#### Kısa Alıştırma A
Aşağıdaki kayıtlarda "columns-scrollbar-thumb[interactable] xyxy=(693,245,696,279)" içeren satırdan başlayıp "my-data-has-headers-checkbox[interactable]: My data" içeren satırda biten satırları, iki uç satır da dahil olmak üzere, hiçbir değişiklik yapmadan tekrarlayın.

#### Belge Bölümü
FORMULA 1

Mercedes ve Toto Wolff

“Torger Christian Wolff”, ya da hepimizin bildiği adıyla “Toto Wolff”, Mercedes Amg Petronas Formula 1 takım patronu, hissedar, yatırımcı. Ancak biz bugün onun lider kişiliğini ve Mercedes ile ulaştığı başarının arkasındaki sebepleri inceleyeceğiz.

90’lar ve 00’lerin başı, Yarışçı Toto

Toto Wolff: I could have been a professional racing driver! - Racing Elite Formula 1, Motorsport, Racing

(Toto Wolff Porsche ile 2002 Oschersleben’i kazanıyor)

12 Ocak 1972’de Polonyalı bir anne ve Roman kökenli Avusturyalı bir baba tarafından dünyaya getirilen Wolff, sanatın başkenti Viyana’da dünyaya gelmiştir. Kendisinin deyimiyle motorsporlarından hiç anlamazdı.

Takvimler 1989’u gösterdiğinde ise, 17 yaşındaki Toto Wolff, birkaç arkadaşıyla Amsterdam’dan eve dönerken Nürburgring‘de durdu. Motorsporları ile hiçbir bir ilgisi yoktu, yakın arkadaşı “Philipp Peter” Formula 3’te yarışıyordu, onun yarışını izlemek güzel olurdu ve Nürburgring, Viyana yolunda mola vermek için adeta mükemmel yerdi. Kendisi bu süreci şöyle açıklıyor:

“Amsterdam’dan dönerken birkaç arkadaşla birlikte bir gece Nürburgring’de durup Philipp’in yarışını izlemeye karar verdik. Oraya vardığımızda cumartesiydi, ancak pazar günü padokta olmak hayatımı değiştirdi. Atmosferi, adrenalini görmek harikaydı – Alman Formula 3’teki sürücüler bana gladyatör gibi göründü. O günden itibaren de, motorsporları çoktan kanıma girmişti.”

Wolff, motorsporlarında 31 yıl ve altı F1 dünya şampiyonluğu sonrasında, “Dürüst olmak gerekirse, motorsporları hakkında hiçbir fikrim yoktu. Sadece İsviçre’de yaşayan ama Avusturyalı bir arkadaşımın Junior Formula serilerinde gerçekten iyi olduğunu biliyordum.” diyor.

#### Görev Kayıtları

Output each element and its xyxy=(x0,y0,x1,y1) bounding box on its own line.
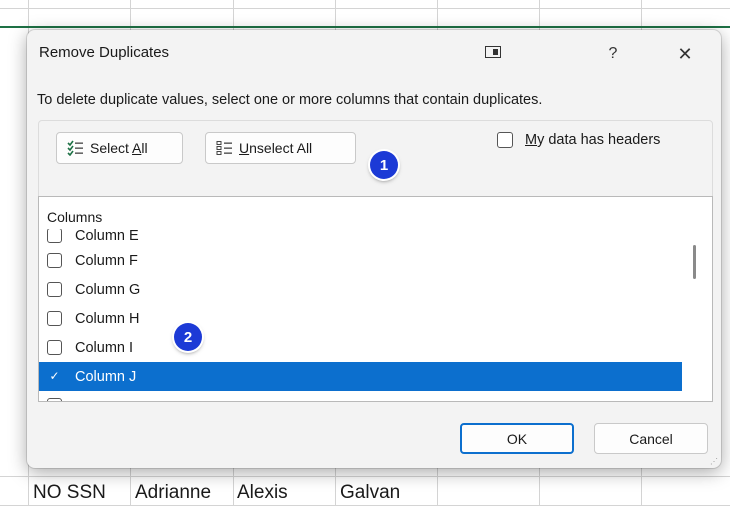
columns-scrollbar-thumb[interactable] xyxy=(693,245,696,279)
column-item-k-partial[interactable] xyxy=(39,391,682,401)
selected-row-border xyxy=(0,26,730,28)
columns-listbox[interactable]: Columns Column E Column F Column G Colum… xyxy=(38,196,713,402)
column-j-label: Column J xyxy=(75,368,137,385)
select-all-label: Select All xyxy=(90,140,148,156)
unselect-all-label: Unselect All xyxy=(239,140,313,156)
column-f-checkbox[interactable] xyxy=(47,253,62,268)
my-data-has-headers-checkbox[interactable]: My data has headers xyxy=(497,132,660,148)
remove-duplicates-dialog: Remove Duplicates ? ✕ To delete duplicat… xyxy=(27,30,721,468)
unselect-all-icon xyxy=(216,141,232,155)
unselect-all-button[interactable]: Unselect All xyxy=(205,132,356,164)
headers-checkbox-label: My data has headers xyxy=(525,132,661,148)
instruction-text: To delete duplicate values, select one o… xyxy=(37,92,543,108)
select-all-icon xyxy=(67,140,83,156)
column-h-label: Column H xyxy=(75,310,140,327)
cancel-button[interactable]: Cancel xyxy=(594,423,708,454)
cell-ssn[interactable]: NO SSN xyxy=(33,482,106,504)
help-icon[interactable]: ? xyxy=(593,40,633,68)
cell-last-name[interactable]: Galvan xyxy=(340,482,400,504)
column-e-checkbox[interactable] xyxy=(47,228,62,243)
columns-scrollbar[interactable] xyxy=(689,201,703,397)
resize-grip-icon[interactable]: ⋰ xyxy=(710,458,718,466)
column-item-j[interactable]: ✓ Column J xyxy=(39,362,682,391)
column-f-label: Column F xyxy=(75,252,138,269)
column-item-g[interactable]: Column G xyxy=(39,275,682,304)
dialog-title: Remove Duplicates xyxy=(39,44,170,61)
cell-first-name[interactable]: Adrianne xyxy=(135,482,211,504)
select-all-button[interactable]: Select All xyxy=(56,132,183,164)
column-i-label: Column I xyxy=(75,339,134,356)
column-item-i[interactable]: Column I xyxy=(39,333,682,362)
column-k-checkbox[interactable] xyxy=(47,398,62,401)
headers-checkbox-box[interactable] xyxy=(497,132,513,148)
column-h-checkbox[interactable] xyxy=(47,311,62,326)
column-i-checkbox[interactable] xyxy=(47,340,62,355)
annotation-badge-2: 2 xyxy=(174,323,202,351)
columns-header: Columns xyxy=(47,209,677,229)
cell-middle-name[interactable]: Alexis xyxy=(237,482,288,504)
column-g-checkbox[interactable] xyxy=(47,282,62,297)
annotation-badge-1: 1 xyxy=(370,151,398,179)
column-j-checkbox[interactable]: ✓ xyxy=(47,369,62,384)
compact-mode-icon[interactable] xyxy=(473,40,513,68)
ok-button[interactable]: OK xyxy=(460,423,574,454)
column-item-f[interactable]: Column F xyxy=(39,246,682,275)
column-g-label: Column G xyxy=(75,281,141,298)
column-e-label: Column E xyxy=(75,227,139,244)
close-icon[interactable]: ✕ xyxy=(665,40,705,68)
column-item-h[interactable]: Column H xyxy=(39,304,682,333)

#### Kısa Alıştırma B
Toto Wolff hakkındaki metinde "Mercedes ve Toto" ile başlayıp "arkasındaki sebepleri inceleyeceğiz." ile biten kısmı hiçbir değişiklik yapmadan yeniden yazın.

#### Doğru Sonuç A
columns-scrollbar-thumb[interactable] xyxy=(693,245,696,279)
column-item-k-partial[interactable] xyxy=(39,391,682,401)
selected-row-border xyxy=(0,26,730,28)
columns-listbox[interactable]: Columns Column E Column F Column G Colum… xyxy=(38,196,713,402)
column-j-label: Column J xyxy=(75,368,137,385)
select-all-label: Select All xyxy=(90,140,148,156)
unselect-all-label: Unselect All xyxy=(239,140,313,156)
column-f-checkbox[interactable] xyxy=(47,253,62,268)
my-data-has-headers-checkbox[interactable]: My data has headers xyxy=(497,132,660,148)

#### Doğru Sonuç B
Mercedes ve Toto Wolff

“Torger Christian Wolff”, ya da hepimizin bildiği adıyla “Toto Wolff”, Mercedes Amg Petronas Formula 1 takım patronu, hissedar, yatırımcı. Ancak biz bugün onun lider kişiliğini ve Mercedes ile ulaştığı başarının arkasındaki sebepleri inceleyeceğiz.